* [Supplied data]
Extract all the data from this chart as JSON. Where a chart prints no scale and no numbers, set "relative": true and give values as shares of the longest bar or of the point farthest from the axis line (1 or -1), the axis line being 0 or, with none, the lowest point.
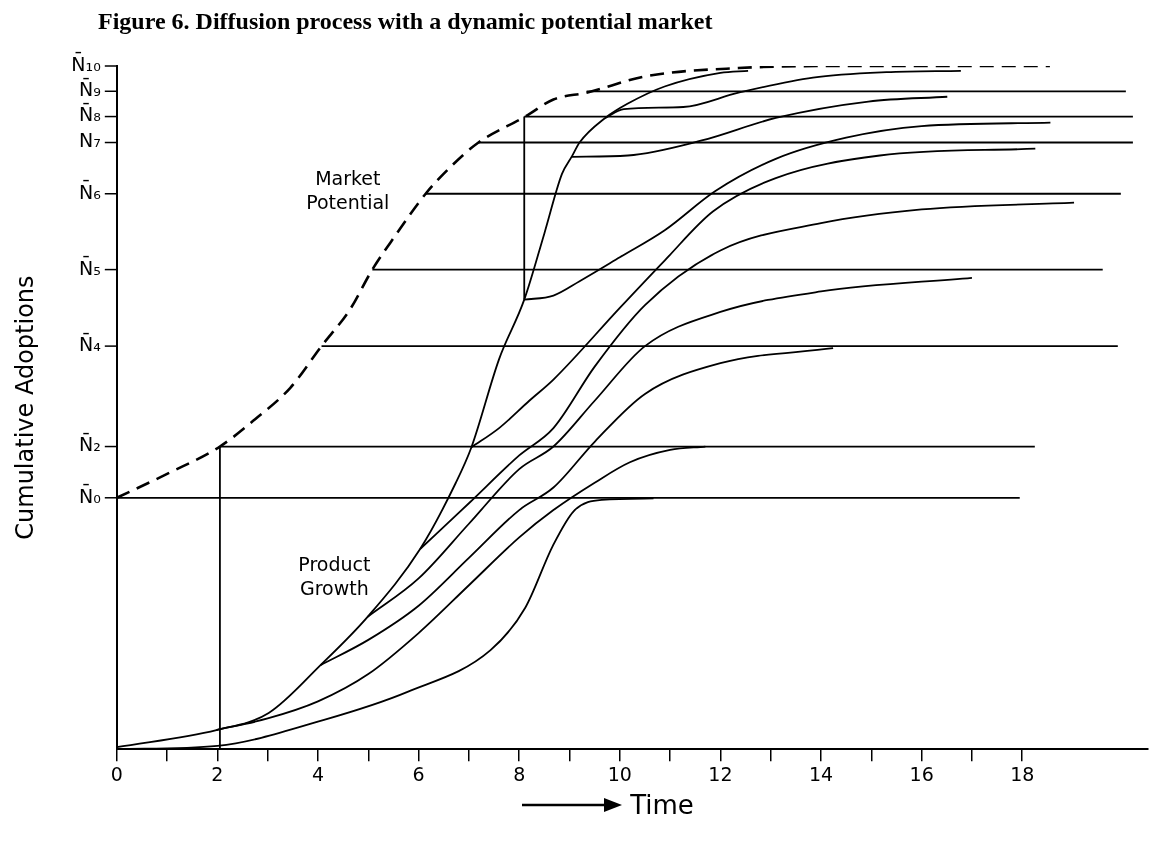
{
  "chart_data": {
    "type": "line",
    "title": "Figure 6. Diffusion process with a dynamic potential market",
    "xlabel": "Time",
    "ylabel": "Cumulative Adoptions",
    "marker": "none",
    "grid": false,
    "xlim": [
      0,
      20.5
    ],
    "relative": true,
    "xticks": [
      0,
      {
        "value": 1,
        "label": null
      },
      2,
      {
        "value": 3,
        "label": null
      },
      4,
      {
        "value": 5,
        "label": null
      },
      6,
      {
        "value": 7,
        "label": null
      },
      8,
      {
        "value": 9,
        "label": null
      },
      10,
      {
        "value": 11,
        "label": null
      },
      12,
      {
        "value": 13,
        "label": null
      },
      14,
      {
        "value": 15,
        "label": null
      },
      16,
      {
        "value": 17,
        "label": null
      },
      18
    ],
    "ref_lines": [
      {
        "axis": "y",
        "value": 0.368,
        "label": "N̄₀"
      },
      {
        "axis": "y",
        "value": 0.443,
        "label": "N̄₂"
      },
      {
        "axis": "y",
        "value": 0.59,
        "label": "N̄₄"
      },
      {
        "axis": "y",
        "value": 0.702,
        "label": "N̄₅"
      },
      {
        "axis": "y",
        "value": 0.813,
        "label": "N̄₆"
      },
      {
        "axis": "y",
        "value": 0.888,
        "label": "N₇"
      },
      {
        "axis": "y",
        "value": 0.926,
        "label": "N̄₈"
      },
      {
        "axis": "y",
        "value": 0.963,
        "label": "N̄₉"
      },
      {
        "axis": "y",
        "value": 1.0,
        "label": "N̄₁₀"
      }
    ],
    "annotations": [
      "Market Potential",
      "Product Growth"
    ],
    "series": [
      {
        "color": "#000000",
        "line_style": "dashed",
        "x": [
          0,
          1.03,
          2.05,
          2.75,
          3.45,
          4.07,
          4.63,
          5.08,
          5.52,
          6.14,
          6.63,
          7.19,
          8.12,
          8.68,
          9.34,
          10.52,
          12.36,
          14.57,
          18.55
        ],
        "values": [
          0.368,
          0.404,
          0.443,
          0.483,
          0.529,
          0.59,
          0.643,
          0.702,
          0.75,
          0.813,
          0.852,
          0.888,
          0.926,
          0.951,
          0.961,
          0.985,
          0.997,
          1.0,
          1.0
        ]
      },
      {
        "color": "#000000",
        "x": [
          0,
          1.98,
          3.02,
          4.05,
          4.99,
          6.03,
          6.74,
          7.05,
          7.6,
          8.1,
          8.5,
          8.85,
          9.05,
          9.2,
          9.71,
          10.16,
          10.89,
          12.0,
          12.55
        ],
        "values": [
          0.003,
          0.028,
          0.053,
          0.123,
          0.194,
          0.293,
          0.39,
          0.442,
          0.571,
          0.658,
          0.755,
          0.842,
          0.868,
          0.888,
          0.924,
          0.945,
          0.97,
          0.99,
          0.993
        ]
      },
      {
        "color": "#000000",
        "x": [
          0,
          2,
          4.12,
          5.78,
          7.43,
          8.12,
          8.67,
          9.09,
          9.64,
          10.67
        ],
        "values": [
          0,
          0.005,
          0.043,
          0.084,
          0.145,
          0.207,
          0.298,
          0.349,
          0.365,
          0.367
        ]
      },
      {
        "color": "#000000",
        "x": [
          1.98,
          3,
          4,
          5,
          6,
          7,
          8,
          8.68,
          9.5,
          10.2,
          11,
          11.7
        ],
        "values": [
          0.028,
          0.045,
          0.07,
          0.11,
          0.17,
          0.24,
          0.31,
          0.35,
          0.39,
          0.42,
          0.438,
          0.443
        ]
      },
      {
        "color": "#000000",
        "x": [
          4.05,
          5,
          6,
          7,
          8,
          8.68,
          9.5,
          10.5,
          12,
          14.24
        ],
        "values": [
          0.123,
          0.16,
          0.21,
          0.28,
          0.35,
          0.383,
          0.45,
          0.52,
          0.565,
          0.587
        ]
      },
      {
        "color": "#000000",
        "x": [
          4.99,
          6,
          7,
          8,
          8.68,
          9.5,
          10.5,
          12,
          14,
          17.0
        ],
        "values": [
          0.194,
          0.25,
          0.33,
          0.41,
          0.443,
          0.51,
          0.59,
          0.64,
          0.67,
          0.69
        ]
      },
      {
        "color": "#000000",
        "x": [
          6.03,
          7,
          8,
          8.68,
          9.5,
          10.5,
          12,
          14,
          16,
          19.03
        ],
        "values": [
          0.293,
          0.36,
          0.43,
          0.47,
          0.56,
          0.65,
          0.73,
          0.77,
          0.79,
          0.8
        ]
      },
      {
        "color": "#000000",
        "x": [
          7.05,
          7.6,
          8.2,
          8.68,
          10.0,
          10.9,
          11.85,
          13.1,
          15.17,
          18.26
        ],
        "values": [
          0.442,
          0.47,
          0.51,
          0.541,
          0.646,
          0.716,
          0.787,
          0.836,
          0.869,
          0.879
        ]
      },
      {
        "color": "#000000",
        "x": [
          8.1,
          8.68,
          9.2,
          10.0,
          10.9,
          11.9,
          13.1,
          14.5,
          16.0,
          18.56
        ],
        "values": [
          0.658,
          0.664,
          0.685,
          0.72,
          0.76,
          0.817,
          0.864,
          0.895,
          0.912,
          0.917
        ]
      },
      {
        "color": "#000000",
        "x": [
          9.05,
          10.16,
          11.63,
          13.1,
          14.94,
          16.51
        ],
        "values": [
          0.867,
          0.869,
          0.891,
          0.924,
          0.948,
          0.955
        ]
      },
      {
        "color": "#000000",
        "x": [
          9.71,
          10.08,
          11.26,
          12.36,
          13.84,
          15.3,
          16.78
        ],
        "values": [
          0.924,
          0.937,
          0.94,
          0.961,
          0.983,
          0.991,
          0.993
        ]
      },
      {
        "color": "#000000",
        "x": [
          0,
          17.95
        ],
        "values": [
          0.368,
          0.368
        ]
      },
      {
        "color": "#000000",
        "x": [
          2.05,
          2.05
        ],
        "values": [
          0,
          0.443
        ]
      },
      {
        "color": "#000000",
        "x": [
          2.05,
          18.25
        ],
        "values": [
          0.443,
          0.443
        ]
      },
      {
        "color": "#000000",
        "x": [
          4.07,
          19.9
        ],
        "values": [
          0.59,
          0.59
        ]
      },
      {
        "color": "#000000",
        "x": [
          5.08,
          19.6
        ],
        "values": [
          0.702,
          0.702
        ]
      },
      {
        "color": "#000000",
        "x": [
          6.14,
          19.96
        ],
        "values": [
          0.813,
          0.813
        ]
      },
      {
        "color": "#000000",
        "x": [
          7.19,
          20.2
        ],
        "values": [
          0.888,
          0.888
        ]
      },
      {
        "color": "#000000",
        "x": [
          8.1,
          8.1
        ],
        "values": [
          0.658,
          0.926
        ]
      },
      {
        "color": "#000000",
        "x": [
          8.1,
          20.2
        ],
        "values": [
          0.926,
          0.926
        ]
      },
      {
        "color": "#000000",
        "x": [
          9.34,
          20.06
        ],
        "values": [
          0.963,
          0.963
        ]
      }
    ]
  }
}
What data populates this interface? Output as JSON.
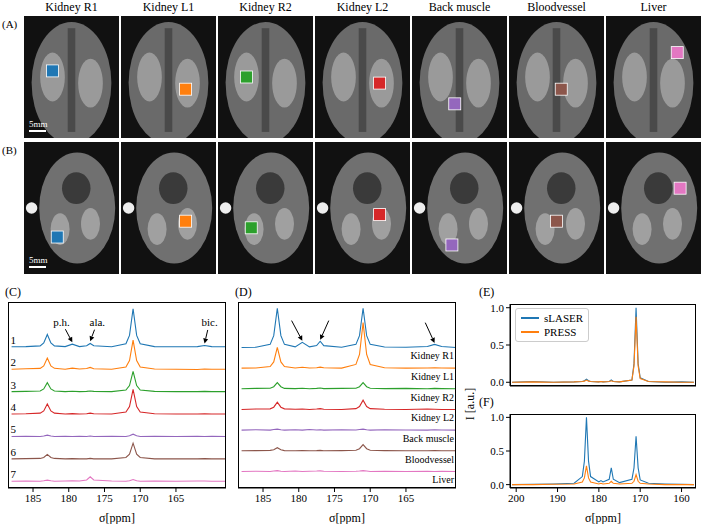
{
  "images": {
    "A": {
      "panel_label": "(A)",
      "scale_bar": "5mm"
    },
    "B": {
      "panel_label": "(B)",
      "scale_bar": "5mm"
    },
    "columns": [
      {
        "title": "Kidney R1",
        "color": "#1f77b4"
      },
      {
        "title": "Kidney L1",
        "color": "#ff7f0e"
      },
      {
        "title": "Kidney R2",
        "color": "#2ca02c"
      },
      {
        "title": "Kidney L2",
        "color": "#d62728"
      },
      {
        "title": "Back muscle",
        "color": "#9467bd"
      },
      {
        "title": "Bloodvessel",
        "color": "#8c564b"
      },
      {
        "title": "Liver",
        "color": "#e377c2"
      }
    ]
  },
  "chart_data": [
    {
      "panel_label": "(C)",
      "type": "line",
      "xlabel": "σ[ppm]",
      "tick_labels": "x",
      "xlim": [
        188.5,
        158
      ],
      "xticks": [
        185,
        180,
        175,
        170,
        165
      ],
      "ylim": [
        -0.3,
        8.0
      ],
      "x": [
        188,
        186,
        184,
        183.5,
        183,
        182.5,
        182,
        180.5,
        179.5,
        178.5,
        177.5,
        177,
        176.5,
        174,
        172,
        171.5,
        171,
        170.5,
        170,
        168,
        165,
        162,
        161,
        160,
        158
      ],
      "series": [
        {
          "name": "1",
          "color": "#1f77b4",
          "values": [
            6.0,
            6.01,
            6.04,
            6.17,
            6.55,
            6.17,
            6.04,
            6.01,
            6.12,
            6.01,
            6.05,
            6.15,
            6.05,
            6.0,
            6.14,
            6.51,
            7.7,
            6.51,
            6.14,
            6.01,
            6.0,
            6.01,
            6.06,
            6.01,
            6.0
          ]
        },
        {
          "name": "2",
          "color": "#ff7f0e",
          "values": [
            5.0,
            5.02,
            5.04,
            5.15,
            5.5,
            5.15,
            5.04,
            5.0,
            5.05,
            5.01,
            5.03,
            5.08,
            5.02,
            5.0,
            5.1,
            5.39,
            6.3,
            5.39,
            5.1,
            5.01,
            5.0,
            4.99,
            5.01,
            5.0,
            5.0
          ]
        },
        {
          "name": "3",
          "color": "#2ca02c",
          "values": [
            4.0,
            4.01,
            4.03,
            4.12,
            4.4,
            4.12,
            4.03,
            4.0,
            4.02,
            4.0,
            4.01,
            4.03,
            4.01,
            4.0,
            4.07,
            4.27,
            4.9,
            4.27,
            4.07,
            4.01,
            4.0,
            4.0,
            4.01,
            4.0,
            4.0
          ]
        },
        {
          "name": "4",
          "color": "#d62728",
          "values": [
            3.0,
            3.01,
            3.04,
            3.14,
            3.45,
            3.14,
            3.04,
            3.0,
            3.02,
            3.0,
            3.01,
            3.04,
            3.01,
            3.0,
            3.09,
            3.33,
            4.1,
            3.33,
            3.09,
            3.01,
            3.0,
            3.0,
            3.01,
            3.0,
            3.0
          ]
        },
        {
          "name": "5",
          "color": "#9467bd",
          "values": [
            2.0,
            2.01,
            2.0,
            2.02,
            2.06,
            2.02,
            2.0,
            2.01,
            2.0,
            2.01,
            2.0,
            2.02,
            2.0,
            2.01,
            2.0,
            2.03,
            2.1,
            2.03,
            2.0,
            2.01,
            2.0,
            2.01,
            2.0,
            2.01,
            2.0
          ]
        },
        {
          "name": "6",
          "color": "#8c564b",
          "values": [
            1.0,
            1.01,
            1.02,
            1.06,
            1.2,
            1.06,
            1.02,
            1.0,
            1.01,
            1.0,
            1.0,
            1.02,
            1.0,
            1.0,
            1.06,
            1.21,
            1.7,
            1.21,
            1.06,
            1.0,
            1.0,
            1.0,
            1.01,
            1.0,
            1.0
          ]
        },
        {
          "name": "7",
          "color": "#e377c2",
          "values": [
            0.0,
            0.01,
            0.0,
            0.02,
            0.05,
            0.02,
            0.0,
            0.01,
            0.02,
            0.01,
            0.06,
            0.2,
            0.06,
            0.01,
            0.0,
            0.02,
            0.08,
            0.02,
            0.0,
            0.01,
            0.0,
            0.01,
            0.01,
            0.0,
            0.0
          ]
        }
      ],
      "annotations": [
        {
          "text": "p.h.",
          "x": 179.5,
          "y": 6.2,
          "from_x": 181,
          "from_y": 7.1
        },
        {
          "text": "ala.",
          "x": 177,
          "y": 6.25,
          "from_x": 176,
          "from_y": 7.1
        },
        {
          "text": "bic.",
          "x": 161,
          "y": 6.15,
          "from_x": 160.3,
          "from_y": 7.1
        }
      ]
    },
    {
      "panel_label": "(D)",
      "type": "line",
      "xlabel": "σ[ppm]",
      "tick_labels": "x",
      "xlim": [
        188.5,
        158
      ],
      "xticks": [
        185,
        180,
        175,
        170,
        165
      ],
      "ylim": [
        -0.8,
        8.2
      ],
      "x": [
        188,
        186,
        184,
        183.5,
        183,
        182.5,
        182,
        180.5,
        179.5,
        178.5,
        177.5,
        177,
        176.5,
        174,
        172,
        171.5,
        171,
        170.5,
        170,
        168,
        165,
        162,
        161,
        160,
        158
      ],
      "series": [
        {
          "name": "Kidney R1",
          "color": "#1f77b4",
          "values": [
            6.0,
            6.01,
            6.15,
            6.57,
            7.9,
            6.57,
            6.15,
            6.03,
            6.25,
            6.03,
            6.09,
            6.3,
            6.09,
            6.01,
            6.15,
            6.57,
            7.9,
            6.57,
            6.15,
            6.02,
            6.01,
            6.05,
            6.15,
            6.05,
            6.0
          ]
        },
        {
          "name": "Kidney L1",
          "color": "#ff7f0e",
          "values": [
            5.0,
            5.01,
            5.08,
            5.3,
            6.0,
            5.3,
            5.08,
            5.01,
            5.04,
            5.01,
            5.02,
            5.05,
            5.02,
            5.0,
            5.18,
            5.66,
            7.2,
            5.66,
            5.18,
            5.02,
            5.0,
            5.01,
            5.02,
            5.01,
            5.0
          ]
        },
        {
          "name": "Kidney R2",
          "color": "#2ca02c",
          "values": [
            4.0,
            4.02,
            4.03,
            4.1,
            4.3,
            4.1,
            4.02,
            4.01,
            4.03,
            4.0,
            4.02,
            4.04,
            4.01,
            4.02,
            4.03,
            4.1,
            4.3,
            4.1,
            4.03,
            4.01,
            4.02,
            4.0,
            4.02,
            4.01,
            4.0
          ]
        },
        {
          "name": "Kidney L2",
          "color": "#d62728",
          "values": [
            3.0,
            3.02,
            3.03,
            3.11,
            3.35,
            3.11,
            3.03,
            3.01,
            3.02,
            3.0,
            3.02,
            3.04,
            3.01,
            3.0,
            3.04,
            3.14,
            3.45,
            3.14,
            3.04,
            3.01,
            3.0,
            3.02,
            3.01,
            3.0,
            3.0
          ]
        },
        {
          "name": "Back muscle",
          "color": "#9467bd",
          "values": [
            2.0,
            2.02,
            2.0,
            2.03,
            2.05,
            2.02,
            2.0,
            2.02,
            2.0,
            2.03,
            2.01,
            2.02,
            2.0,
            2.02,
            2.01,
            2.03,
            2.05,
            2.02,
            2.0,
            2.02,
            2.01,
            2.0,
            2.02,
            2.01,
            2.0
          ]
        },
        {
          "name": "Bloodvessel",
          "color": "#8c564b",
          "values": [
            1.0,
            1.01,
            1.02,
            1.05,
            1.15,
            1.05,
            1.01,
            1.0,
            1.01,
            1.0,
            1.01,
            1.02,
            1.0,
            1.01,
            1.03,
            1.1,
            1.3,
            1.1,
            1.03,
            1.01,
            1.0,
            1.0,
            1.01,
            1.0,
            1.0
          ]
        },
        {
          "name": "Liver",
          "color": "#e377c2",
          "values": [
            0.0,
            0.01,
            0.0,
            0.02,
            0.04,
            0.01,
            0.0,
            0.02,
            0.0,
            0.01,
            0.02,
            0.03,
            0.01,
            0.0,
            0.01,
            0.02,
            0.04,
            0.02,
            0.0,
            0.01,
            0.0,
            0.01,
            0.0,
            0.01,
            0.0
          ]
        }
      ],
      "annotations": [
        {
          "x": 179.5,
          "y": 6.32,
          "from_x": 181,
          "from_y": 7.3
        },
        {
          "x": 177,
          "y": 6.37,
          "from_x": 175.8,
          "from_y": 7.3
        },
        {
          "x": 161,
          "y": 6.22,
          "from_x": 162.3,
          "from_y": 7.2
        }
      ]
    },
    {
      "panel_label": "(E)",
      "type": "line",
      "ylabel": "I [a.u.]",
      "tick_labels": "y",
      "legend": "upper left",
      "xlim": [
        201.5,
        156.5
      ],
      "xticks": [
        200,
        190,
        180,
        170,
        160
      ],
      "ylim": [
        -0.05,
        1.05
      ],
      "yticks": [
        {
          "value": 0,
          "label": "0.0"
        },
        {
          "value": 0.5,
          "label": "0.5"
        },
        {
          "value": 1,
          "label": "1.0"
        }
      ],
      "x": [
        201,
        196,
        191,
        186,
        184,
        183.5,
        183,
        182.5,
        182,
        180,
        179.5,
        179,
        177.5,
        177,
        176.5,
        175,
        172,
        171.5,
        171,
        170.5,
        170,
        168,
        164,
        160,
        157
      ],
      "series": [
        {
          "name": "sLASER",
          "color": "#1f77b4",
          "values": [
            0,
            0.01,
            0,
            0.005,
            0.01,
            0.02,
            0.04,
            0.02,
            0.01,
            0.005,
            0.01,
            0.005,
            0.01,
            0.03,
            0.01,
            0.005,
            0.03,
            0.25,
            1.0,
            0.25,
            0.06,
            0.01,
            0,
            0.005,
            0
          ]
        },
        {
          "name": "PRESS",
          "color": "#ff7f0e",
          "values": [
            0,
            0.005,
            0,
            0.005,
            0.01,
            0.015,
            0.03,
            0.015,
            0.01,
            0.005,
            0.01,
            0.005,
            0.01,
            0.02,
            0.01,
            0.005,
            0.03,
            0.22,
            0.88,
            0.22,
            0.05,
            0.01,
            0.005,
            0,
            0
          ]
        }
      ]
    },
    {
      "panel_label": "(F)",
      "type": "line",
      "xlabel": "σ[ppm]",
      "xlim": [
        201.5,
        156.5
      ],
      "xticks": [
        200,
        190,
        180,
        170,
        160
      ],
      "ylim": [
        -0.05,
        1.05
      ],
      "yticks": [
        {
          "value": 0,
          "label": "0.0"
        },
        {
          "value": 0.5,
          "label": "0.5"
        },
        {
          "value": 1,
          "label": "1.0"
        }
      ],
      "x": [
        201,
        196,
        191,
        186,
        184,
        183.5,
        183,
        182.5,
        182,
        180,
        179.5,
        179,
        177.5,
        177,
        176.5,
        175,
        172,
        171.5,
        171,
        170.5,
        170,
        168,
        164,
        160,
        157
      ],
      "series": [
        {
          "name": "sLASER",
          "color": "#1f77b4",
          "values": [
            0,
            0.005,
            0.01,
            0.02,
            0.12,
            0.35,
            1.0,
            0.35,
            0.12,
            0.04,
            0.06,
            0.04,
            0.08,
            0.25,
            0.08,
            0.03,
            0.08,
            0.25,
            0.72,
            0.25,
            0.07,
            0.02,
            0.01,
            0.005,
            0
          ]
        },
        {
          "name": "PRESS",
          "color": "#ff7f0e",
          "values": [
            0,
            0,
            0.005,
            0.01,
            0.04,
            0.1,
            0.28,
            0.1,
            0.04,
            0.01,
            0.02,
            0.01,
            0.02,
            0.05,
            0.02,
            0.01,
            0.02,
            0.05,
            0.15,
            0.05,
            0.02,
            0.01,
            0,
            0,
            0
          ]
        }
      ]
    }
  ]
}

* [Work to do] Take every line from the data that contains the word "this".

* [Problem solution]
Extract all the data from this chart as JSON. Where a chart prints no scale and no numbers, set "relative": true and give values as shares of the longest bar or of the point farthest from the axis line (1 or -1), the axis line being 0 or, with none, the lowest point.
What data populates this interface? Output as JSON.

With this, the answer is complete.